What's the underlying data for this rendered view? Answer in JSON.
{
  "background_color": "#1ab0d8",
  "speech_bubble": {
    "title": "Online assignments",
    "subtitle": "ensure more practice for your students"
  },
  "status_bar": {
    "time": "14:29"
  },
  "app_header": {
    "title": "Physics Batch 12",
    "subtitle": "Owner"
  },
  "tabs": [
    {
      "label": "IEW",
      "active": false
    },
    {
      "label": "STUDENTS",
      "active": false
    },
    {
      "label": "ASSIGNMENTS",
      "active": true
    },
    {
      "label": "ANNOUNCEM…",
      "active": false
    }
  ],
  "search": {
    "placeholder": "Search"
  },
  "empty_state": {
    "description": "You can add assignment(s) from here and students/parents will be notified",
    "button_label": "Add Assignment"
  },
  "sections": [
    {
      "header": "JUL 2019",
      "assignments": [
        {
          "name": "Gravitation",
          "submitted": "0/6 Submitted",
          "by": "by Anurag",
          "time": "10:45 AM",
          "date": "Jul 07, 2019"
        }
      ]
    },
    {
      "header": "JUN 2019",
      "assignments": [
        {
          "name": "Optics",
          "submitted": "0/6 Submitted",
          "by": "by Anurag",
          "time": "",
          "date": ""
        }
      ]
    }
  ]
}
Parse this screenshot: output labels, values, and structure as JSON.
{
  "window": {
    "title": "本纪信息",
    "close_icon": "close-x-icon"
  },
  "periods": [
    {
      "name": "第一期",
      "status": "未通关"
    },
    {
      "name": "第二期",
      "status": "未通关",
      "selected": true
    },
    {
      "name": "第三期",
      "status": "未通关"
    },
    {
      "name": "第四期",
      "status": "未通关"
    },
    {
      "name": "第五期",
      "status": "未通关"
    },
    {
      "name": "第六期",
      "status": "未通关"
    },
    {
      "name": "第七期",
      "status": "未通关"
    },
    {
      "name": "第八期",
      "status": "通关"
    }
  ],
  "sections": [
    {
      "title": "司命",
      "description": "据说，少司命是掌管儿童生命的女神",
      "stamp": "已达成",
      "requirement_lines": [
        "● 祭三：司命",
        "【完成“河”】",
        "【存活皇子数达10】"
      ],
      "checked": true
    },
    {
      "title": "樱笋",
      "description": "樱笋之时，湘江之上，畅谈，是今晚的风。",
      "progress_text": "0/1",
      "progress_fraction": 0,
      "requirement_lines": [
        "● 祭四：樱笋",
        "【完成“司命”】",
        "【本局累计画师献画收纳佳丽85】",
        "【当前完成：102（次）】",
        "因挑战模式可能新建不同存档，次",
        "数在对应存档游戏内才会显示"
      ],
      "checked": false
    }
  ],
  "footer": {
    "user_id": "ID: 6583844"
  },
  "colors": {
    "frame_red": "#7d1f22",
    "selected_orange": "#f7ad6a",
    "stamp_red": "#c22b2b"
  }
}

# [What the task requires]
Repeat all entries. Match them exactly.

# [Finished answer]
What's the underlying data for this rendered view? Answer in JSON.
{
  "background_color": "#1ab0d8",
  "speech_bubble": {
    "title": "Online assignments",
    "subtitle": "ensure more practice for your students"
  },
  "status_bar": {
    "time": "14:29"
  },
  "app_header": {
    "title": "Physics Batch 12",
    "subtitle": "Owner"
  },
  "tabs": [
    {
      "label": "IEW",
      "active": false
    },
    {
      "label": "STUDENTS",
      "active": false
    },
    {
      "label": "ASSIGNMENTS",
      "active": true
    },
    {
      "label": "ANNOUNCEM…",
      "active": false
    }
  ],
  "search": {
    "placeholder": "Search"
  },
  "empty_state": {
    "description": "You can add assignment(s) from here and students/parents will be notified",
    "button_label": "Add Assignment"
  },
  "sections": [
    {
      "header": "JUL 2019",
      "assignments": [
        {
          "name": "Gravitation",
          "submitted": "0/6 Submitted",
          "by": "by Anurag",
          "time": "10:45 AM",
          "date": "Jul 07, 2019"
        }
      ]
    },
    {
      "header": "JUN 2019",
      "assignments": [
        {
          "name": "Optics",
          "submitted": "0/6 Submitted",
          "by": "by Anurag",
          "time": "",
          "date": ""
        }
      ]
    }
  ]
}
Parse this screenshot: output labels, values, and structure as JSON.
{
  "window": {
    "title": "本纪信息",
    "close_icon": "close-x-icon"
  },
  "periods": [
    {
      "name": "第一期",
      "status": "未通关"
    },
    {
      "name": "第二期",
      "status": "未通关",
      "selected": true
    },
    {
      "name": "第三期",
      "status": "未通关"
    },
    {
      "name": "第四期",
      "status": "未通关"
    },
    {
      "name": "第五期",
      "status": "未通关"
    },
    {
      "name": "第六期",
      "status": "未通关"
    },
    {
      "name": "第七期",
      "status": "未通关"
    },
    {
      "name": "第八期",
      "status": "通关"
    }
  ],
  "sections": [
    {
      "title": "司命",
      "description": "据说，少司命是掌管儿童生命的女神",
      "stamp": "已达成",
      "requirement_lines": [
        "● 祭三：司命",
        "【完成“河”】",
        "【存活皇子数达10】"
      ],
      "checked": true
    },
    {
      "title": "樱笋",
      "description": "樱笋之时，湘江之上，畅谈，是今晚的风。",
      "progress_text": "0/1",
      "progress_fraction": 0,
      "requirement_lines": [
        "● 祭四：樱笋",
        "【完成“司命”】",
        "【本局累计画师献画收纳佳丽85】",
        "【当前完成：102（次）】",
        "因挑战模式可能新建不同存档，次",
        "数在对应存档游戏内才会显示"
      ],
      "checked": false
    }
  ],
  "footer": {
    "user_id": "ID: 6583844"
  },
  "colors": {
    "frame_red": "#7d1f22",
    "selected_orange": "#f7ad6a",
    "stamp_red": "#c22b2b"
  }
}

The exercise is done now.